Extracted records:
==========
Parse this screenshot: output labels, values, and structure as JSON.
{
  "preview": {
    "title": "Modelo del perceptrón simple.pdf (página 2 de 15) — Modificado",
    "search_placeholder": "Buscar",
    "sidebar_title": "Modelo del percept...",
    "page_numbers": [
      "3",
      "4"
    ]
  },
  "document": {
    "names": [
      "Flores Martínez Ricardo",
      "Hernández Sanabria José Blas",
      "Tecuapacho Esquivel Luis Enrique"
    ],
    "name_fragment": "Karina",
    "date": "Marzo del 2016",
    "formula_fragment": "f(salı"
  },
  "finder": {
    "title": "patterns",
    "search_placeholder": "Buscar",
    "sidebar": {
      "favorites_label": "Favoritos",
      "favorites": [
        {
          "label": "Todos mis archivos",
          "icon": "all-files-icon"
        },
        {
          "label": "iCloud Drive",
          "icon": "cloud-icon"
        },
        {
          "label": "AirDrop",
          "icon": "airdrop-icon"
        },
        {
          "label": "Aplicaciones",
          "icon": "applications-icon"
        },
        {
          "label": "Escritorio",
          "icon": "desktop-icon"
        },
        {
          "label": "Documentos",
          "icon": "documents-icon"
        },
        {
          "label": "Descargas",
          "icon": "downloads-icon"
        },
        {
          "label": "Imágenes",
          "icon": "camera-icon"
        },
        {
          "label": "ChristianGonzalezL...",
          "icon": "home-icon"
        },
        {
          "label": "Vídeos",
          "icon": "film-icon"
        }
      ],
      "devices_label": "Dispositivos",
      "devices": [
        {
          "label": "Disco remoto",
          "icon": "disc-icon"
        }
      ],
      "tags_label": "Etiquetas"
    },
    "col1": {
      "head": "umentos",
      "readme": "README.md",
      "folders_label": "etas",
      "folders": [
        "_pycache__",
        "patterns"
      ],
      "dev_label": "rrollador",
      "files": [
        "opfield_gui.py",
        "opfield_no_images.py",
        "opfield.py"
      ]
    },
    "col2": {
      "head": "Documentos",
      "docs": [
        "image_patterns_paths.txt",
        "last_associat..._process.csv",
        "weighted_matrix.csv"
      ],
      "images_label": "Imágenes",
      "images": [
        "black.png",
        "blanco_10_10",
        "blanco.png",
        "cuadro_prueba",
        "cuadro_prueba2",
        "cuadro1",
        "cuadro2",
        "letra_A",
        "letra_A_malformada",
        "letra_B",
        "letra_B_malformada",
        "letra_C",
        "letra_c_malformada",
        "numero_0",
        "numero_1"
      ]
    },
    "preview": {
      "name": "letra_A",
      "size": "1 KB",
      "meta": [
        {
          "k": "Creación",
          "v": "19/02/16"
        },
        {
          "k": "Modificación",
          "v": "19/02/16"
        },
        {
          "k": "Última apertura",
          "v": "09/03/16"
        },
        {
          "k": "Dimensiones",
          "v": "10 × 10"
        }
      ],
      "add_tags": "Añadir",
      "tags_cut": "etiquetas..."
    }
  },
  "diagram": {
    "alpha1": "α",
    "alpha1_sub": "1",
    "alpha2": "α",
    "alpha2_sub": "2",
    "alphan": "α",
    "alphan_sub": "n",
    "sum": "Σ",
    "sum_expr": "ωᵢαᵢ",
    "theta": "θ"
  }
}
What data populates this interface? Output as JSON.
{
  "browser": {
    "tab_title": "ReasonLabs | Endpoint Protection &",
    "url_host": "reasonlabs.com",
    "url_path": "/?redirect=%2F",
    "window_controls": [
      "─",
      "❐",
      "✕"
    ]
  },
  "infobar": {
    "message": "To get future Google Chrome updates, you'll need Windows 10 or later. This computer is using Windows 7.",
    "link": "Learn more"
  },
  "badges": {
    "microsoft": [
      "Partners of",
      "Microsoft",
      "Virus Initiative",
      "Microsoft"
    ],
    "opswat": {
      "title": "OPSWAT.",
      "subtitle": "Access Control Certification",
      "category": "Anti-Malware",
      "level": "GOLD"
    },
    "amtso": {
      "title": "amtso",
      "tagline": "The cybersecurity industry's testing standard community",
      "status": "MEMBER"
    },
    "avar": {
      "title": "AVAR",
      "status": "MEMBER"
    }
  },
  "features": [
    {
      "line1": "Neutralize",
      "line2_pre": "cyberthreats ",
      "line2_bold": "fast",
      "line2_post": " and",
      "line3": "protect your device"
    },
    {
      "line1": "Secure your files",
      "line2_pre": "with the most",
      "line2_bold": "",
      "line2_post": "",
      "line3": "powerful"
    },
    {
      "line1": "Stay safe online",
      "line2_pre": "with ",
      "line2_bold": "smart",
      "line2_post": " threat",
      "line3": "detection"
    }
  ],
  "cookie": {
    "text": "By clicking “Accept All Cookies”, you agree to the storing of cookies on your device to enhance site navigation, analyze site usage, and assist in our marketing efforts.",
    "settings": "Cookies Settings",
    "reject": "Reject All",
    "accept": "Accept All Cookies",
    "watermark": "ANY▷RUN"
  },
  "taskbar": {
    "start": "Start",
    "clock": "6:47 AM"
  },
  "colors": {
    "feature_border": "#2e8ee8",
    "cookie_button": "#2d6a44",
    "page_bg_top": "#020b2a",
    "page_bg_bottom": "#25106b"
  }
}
==========
Exercise instructions: Working from the listing above, give it again word for word.

Solution to this problem:
Parse this screenshot: output labels, values, and structure as JSON.
{
  "preview": {
    "title": "Modelo del perceptrón simple.pdf (página 2 de 15) — Modificado",
    "search_placeholder": "Buscar",
    "sidebar_title": "Modelo del percept...",
    "page_numbers": [
      "3",
      "4"
    ]
  },
  "document": {
    "names": [
      "Flores Martínez Ricardo",
      "Hernández Sanabria José Blas",
      "Tecuapacho Esquivel Luis Enrique"
    ],
    "name_fragment": "Karina",
    "date": "Marzo del 2016",
    "formula_fragment": "f(salı"
  },
  "finder": {
    "title": "patterns",
    "search_placeholder": "Buscar",
    "sidebar": {
      "favorites_label": "Favoritos",
      "favorites": [
        {
          "label": "Todos mis archivos",
          "icon": "all-files-icon"
        },
        {
          "label": "iCloud Drive",
          "icon": "cloud-icon"
        },
        {
          "label": "AirDrop",
          "icon": "airdrop-icon"
        },
        {
          "label": "Aplicaciones",
          "icon": "applications-icon"
        },
        {
          "label": "Escritorio",
          "icon": "desktop-icon"
        },
        {
          "label": "Documentos",
          "icon": "documents-icon"
        },
        {
          "label": "Descargas",
          "icon": "downloads-icon"
        },
        {
          "label": "Imágenes",
          "icon": "camera-icon"
        },
        {
          "label": "ChristianGonzalezL...",
          "icon": "home-icon"
        },
        {
          "label": "Vídeos",
          "icon": "film-icon"
        }
      ],
      "devices_label": "Dispositivos",
      "devices": [
        {
          "label": "Disco remoto",
          "icon": "disc-icon"
        }
      ],
      "tags_label": "Etiquetas"
    },
    "col1": {
      "head": "umentos",
      "readme": "README.md",
      "folders_label": "etas",
      "folders": [
        "_pycache__",
        "patterns"
      ],
      "dev_label": "rrollador",
      "files": [
        "opfield_gui.py",
        "opfield_no_images.py",
        "opfield.py"
      ]
    },
    "col2": {
      "head": "Documentos",
      "docs": [
        "image_patterns_paths.txt",
        "last_associat..._process.csv",
        "weighted_matrix.csv"
      ],
      "images_label": "Imágenes",
      "images": [
        "black.png",
        "blanco_10_10",
        "blanco.png",
        "cuadro_prueba",
        "cuadro_prueba2",
        "cuadro1",
        "cuadro2",
        "letra_A",
        "letra_A_malformada",
        "letra_B",
        "letra_B_malformada",
        "letra_C",
        "letra_c_malformada",
        "numero_0",
        "numero_1"
      ]
    },
    "preview": {
      "name": "letra_A",
      "size": "1 KB",
      "meta": [
        {
          "k": "Creación",
          "v": "19/02/16"
        },
        {
          "k": "Modificación",
          "v": "19/02/16"
        },
        {
          "k": "Última apertura",
          "v": "09/03/16"
        },
        {
          "k": "Dimensiones",
          "v": "10 × 10"
        }
      ],
      "add_tags": "Añadir",
      "tags_cut": "etiquetas..."
    }
  },
  "diagram": {
    "alpha1": "α",
    "alpha1_sub": "1",
    "alpha2": "α",
    "alpha2_sub": "2",
    "alphan": "α",
    "alphan_sub": "n",
    "sum": "Σ",
    "sum_expr": "ωᵢαᵢ",
    "theta": "θ"
  }
}
What data populates this interface? Output as JSON.
{
  "browser": {
    "tab_title": "ReasonLabs | Endpoint Protection &",
    "url_host": "reasonlabs.com",
    "url_path": "/?redirect=%2F",
    "window_controls": [
      "─",
      "❐",
      "✕"
    ]
  },
  "infobar": {
    "message": "To get future Google Chrome updates, you'll need Windows 10 or later. This computer is using Windows 7.",
    "link": "Learn more"
  },
  "badges": {
    "microsoft": [
      "Partners of",
      "Microsoft",
      "Virus Initiative",
      "Microsoft"
    ],
    "opswat": {
      "title": "OPSWAT.",
      "subtitle": "Access Control Certification",
      "category": "Anti-Malware",
      "level": "GOLD"
    },
    "amtso": {
      "title": "amtso",
      "tagline": "The cybersecurity industry's testing standard community",
      "status": "MEMBER"
    },
    "avar": {
      "title": "AVAR",
      "status": "MEMBER"
    }
  },
  "features": [
    {
      "line1": "Neutralize",
      "line2_pre": "cyberthreats ",
      "line2_bold": "fast",
      "line2_post": " and",
      "line3": "protect your device"
    },
    {
      "line1": "Secure your files",
      "line2_pre": "with the most",
      "line2_bold": "",
      "line2_post": "",
      "line3": "powerful"
    },
    {
      "line1": "Stay safe online",
      "line2_pre": "with ",
      "line2_bold": "smart",
      "line2_post": " threat",
      "line3": "detection"
    }
  ],
  "cookie": {
    "text": "By clicking “Accept All Cookies”, you agree to the storing of cookies on your device to enhance site navigation, analyze site usage, and assist in our marketing efforts.",
    "settings": "Cookies Settings",
    "reject": "Reject All",
    "accept": "Accept All Cookies",
    "watermark": "ANY▷RUN"
  },
  "taskbar": {
    "start": "Start",
    "clock": "6:47 AM"
  },
  "colors": {
    "feature_border": "#2e8ee8",
    "cookie_button": "#2d6a44",
    "page_bg_top": "#020b2a",
    "page_bg_bottom": "#25106b"
  }
}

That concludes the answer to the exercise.